* **What the task requires**
Each entry below must be repeated exactly, with pictures left out.

_ _ _ _ _ _ _

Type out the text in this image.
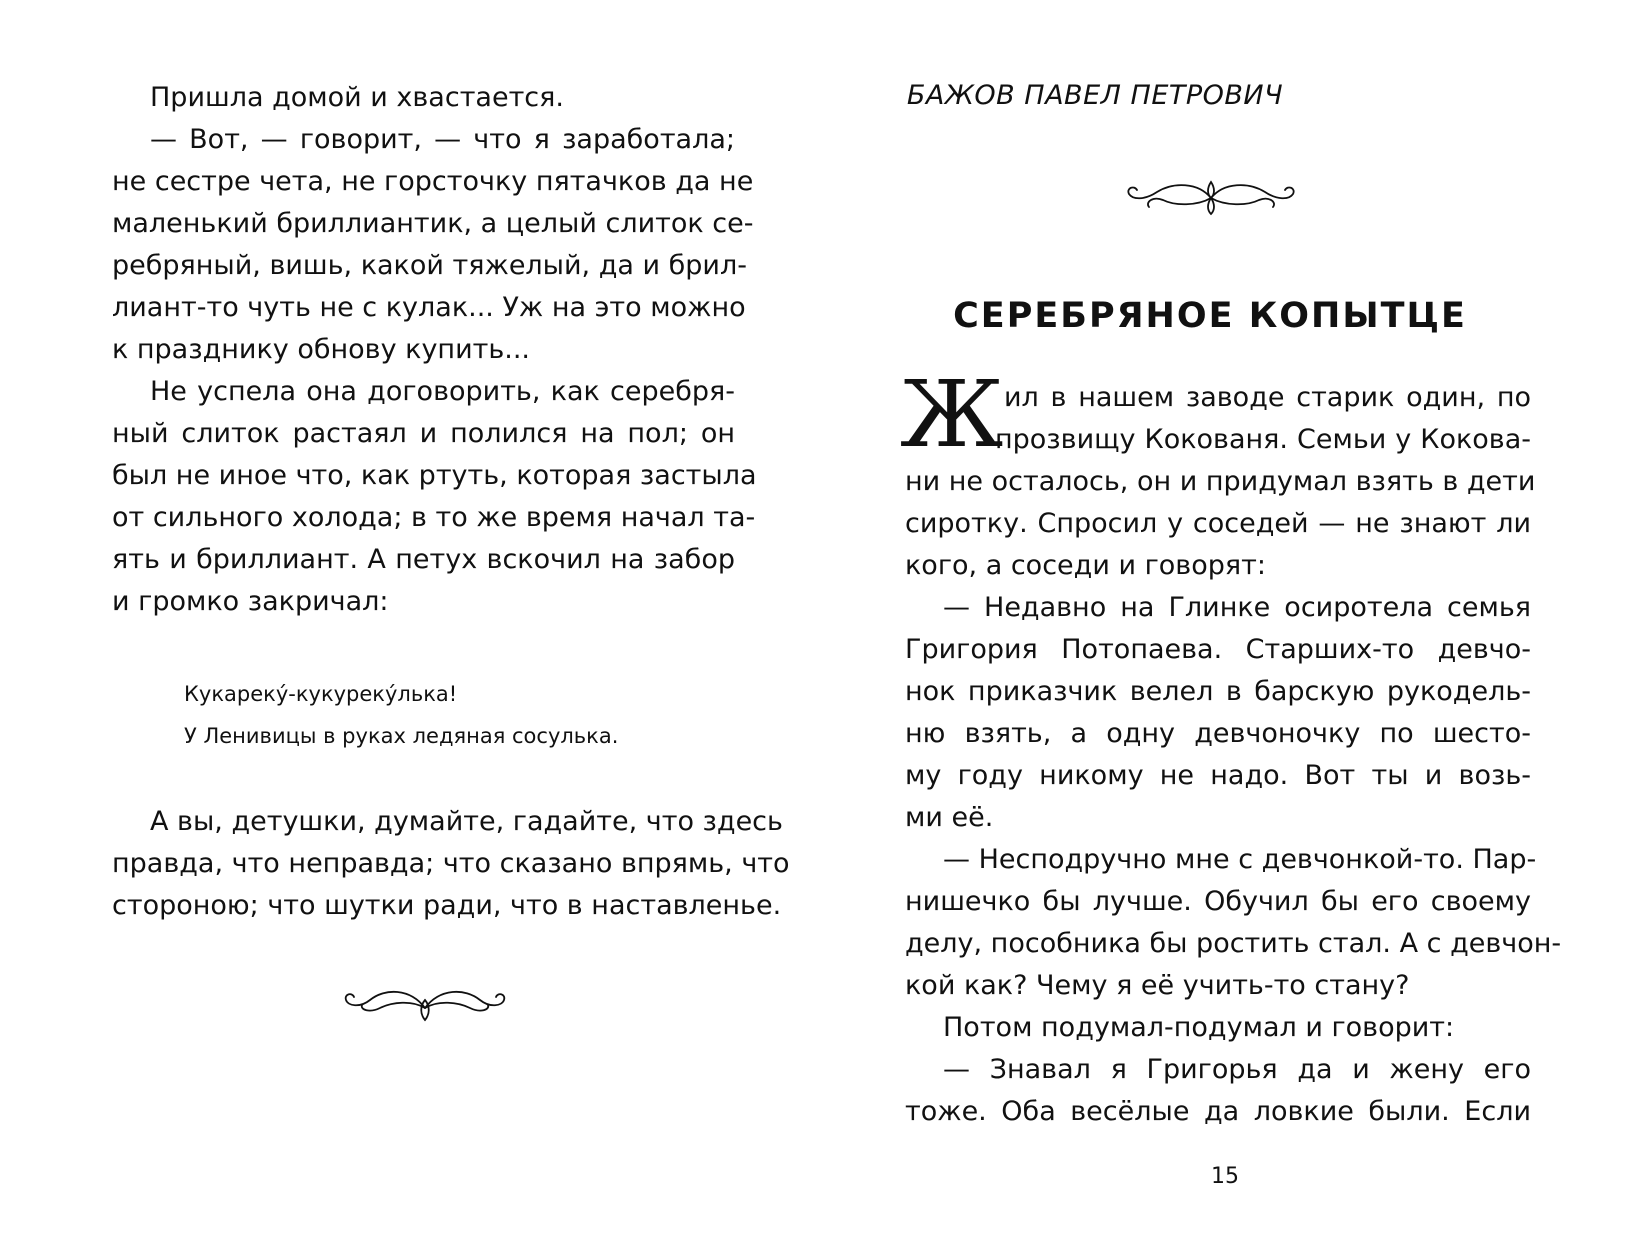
Пришла домой и хвастается.
— Вот, — говорит, — что я заработала;
не сестре чета, не горсточку пятачков да не
маленький бриллиантик, а целый слиток се-
ребряный, вишь, какой тяжелый, да и брил-
лиант-то чуть не с кулак... Уж на это можно
к празднику обнову купить...
Не успела она договорить, как серебря-
ный слиток растаял и полился на пол; он
был не иное что, как ртуть, которая застыла
от сильного холода; в то же время начал та-
ять и бриллиант. А петух вскочил на забор
и громко закричал:
Кукареку́-кукуреку́лька!
У Ленивицы в руках ледяная сосулька.
А вы, детушки, думайте, гадайте, что здесь
правда, что неправда; что сказано впрямь, что
стороною; что шутки ради, что в наставленье.
БАЖОВ ПАВЕЛ ПЕТРОВИЧ
СЕРЕБРЯНОЕ КОПЫТЦЕ
Ж ил в нашем заводе старик один, по
прозвищу Кокованя. Семьи у Кокова-
ни не осталось, он и придумал взять в дети
сиротку. Спросил у соседей — не знают ли
кого, а соседи и говорят:
— Недавно на Глинке осиротела семья
Григория Потопаева. Старших-то девчо-
нок приказчик велел в барскую рукодель-
ню взять, а одну девчоночку по шесто-
му году никому не надо. Вот ты и возь-
ми её.
— Несподручно мне с девчонкой-то. Пар-
нишечко бы лучше. Обучил бы его своему
делу, пособника бы ростить стал. А с девчон-
кой как? Чему я её учить-то стану?
Потом подумал-подумал и говорит:
— Знавал я Григорья да и жену его
тоже. Оба весёлые да ловкие были. Если
15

_ _ _ _ _ _ _

* **Correct response**
Type out the text in this image.
Пришла домой и хвастается.
— Вот, — говорит, — что я заработала;
не сестре чета, не горсточку пятачков да не
маленький бриллиантик, а целый слиток се-
ребряный, вишь, какой тяжелый, да и брил-
лиант-то чуть не с кулак... Уж на это можно
к празднику обнову купить...
Не успела она договорить, как серебря-
ный слиток растаял и полился на пол; он
был не иное что, как ртуть, которая застыла
от сильного холода; в то же время начал та-
ять и бриллиант. А петух вскочил на забор
и громко закричал:
Кукареку́-кукуреку́лька!
У Ленивицы в руках ледяная сосулька.
А вы, детушки, думайте, гадайте, что здесь
правда, что неправда; что сказано впрямь, что
стороною; что шутки ради, что в наставленье.
БАЖОВ ПАВЕЛ ПЕТРОВИЧ
СЕРЕБРЯНОЕ КОПЫТЦЕ
Ж ил в нашем заводе старик один, по
прозвищу Кокованя. Семьи у Кокова-
ни не осталось, он и придумал взять в дети
сиротку. Спросил у соседей — не знают ли
кого, а соседи и говорят:
— Недавно на Глинке осиротела семья
Григория Потопаева. Старших-то девчо-
нок приказчик велел в барскую рукодель-
ню взять, а одну девчоночку по шесто-
му году никому не надо. Вот ты и возь-
ми её.
— Несподручно мне с девчонкой-то. Пар-
нишечко бы лучше. Обучил бы его своему
делу, пособника бы ростить стал. А с девчон-
кой как? Чему я её учить-то стану?
Потом подумал-подумал и говорит:
— Знавал я Григорья да и жену его
тоже. Оба весёлые да ловкие были. Если
15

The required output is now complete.